*Consigne:*
Dupliquez ligne par ligne l'ensemble des items ci-dessous, sans la moindre modification.

── Données extraites ──

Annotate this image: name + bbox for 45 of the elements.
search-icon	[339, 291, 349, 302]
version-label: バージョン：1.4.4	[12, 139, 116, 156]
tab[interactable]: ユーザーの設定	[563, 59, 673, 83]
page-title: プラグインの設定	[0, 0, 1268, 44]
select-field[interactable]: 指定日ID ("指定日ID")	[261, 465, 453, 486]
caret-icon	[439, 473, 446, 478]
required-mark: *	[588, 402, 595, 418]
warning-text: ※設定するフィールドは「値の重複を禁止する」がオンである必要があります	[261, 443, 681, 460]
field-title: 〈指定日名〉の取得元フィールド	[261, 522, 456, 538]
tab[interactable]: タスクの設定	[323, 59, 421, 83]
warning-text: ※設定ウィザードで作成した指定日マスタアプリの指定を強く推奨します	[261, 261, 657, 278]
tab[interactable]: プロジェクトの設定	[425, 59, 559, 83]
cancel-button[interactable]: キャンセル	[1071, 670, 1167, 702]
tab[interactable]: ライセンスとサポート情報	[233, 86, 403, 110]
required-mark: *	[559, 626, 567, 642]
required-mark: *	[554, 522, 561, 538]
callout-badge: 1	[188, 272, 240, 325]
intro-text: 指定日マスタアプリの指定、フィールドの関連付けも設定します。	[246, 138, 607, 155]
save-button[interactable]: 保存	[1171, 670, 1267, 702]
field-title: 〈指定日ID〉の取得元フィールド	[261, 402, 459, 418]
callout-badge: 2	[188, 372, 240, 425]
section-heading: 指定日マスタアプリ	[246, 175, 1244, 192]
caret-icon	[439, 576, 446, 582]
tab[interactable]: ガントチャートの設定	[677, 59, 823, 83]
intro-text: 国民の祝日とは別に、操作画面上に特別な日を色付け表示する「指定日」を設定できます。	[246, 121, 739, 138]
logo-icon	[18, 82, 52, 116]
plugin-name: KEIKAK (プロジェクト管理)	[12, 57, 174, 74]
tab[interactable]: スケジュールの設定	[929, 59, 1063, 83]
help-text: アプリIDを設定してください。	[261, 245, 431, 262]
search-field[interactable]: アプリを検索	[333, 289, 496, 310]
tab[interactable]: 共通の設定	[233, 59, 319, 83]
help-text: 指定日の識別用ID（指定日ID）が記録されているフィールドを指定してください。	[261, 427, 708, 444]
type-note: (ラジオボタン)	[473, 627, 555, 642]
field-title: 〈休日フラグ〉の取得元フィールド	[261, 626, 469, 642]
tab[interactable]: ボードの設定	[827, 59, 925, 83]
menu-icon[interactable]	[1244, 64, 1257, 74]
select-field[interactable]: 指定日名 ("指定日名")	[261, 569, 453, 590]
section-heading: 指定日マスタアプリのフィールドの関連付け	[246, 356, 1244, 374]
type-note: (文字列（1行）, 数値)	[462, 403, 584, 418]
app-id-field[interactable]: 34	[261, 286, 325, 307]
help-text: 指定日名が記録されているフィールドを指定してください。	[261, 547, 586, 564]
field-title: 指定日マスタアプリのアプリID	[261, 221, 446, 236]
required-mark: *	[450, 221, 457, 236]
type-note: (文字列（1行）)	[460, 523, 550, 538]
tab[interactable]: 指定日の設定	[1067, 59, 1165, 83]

───

*Résultat obtenu:*
Annotate this image: name + bbox for 45 of the elements.
search-icon	[339, 291, 349, 302]
version-label: バージョン：1.4.4	[12, 139, 116, 156]
tab[interactable]: ユーザーの設定	[563, 59, 673, 83]
page-title: プラグインの設定	[0, 0, 1268, 44]
select-field[interactable]: 指定日ID ("指定日ID")	[261, 465, 453, 486]
caret-icon	[439, 473, 446, 478]
required-mark: *	[588, 402, 595, 418]
warning-text: ※設定するフィールドは「値の重複を禁止する」がオンである必要があります	[261, 443, 681, 460]
field-title: 〈指定日名〉の取得元フィールド	[261, 522, 456, 538]
tab[interactable]: タスクの設定	[323, 59, 421, 83]
warning-text: ※設定ウィザードで作成した指定日マスタアプリの指定を強く推奨します	[261, 261, 657, 278]
tab[interactable]: プロジェクトの設定	[425, 59, 559, 83]
cancel-button[interactable]: キャンセル	[1071, 670, 1167, 702]
tab[interactable]: ライセンスとサポート情報	[233, 86, 403, 110]
required-mark: *	[559, 626, 567, 642]
required-mark: *	[554, 522, 561, 538]
callout-badge: 1	[188, 272, 240, 325]
intro-text: 指定日マスタアプリの指定、フィールドの関連付けも設定します。	[246, 138, 607, 155]
save-button[interactable]: 保存	[1171, 670, 1267, 702]
field-title: 〈指定日ID〉の取得元フィールド	[261, 402, 459, 418]
callout-badge: 2	[188, 372, 240, 425]
section-heading: 指定日マスタアプリ	[246, 175, 1244, 192]
caret-icon	[439, 576, 446, 582]
tab[interactable]: ガントチャートの設定	[677, 59, 823, 83]
intro-text: 国民の祝日とは別に、操作画面上に特別な日を色付け表示する「指定日」を設定できます。	[246, 121, 739, 138]
logo-icon	[18, 82, 52, 116]
plugin-name: KEIKAK (プロジェクト管理)	[12, 57, 174, 74]
tab[interactable]: スケジュールの設定	[929, 59, 1063, 83]
help-text: アプリIDを設定してください。	[261, 245, 431, 262]
search-field[interactable]: アプリを検索	[333, 289, 496, 310]
tab[interactable]: 共通の設定	[233, 59, 319, 83]
help-text: 指定日の識別用ID（指定日ID）が記録されているフィールドを指定してください。	[261, 427, 708, 444]
type-note: (ラジオボタン)	[473, 627, 555, 642]
field-title: 〈休日フラグ〉の取得元フィールド	[261, 626, 469, 642]
tab[interactable]: ボードの設定	[827, 59, 925, 83]
menu-icon[interactable]	[1244, 64, 1257, 74]
select-field[interactable]: 指定日名 ("指定日名")	[261, 569, 453, 590]
section-heading: 指定日マスタアプリのフィールドの関連付け	[246, 356, 1244, 374]
type-note: (文字列（1行）, 数値)	[462, 403, 584, 418]
app-id-field[interactable]: 34	[261, 286, 325, 307]
help-text: 指定日名が記録されているフィールドを指定してください。	[261, 547, 586, 564]
field-title: 指定日マスタアプリのアプリID	[261, 221, 446, 236]
required-mark: *	[450, 221, 457, 236]
type-note: (文字列（1行）)	[460, 523, 550, 538]
tab[interactable]: 指定日の設定	[1067, 59, 1165, 83]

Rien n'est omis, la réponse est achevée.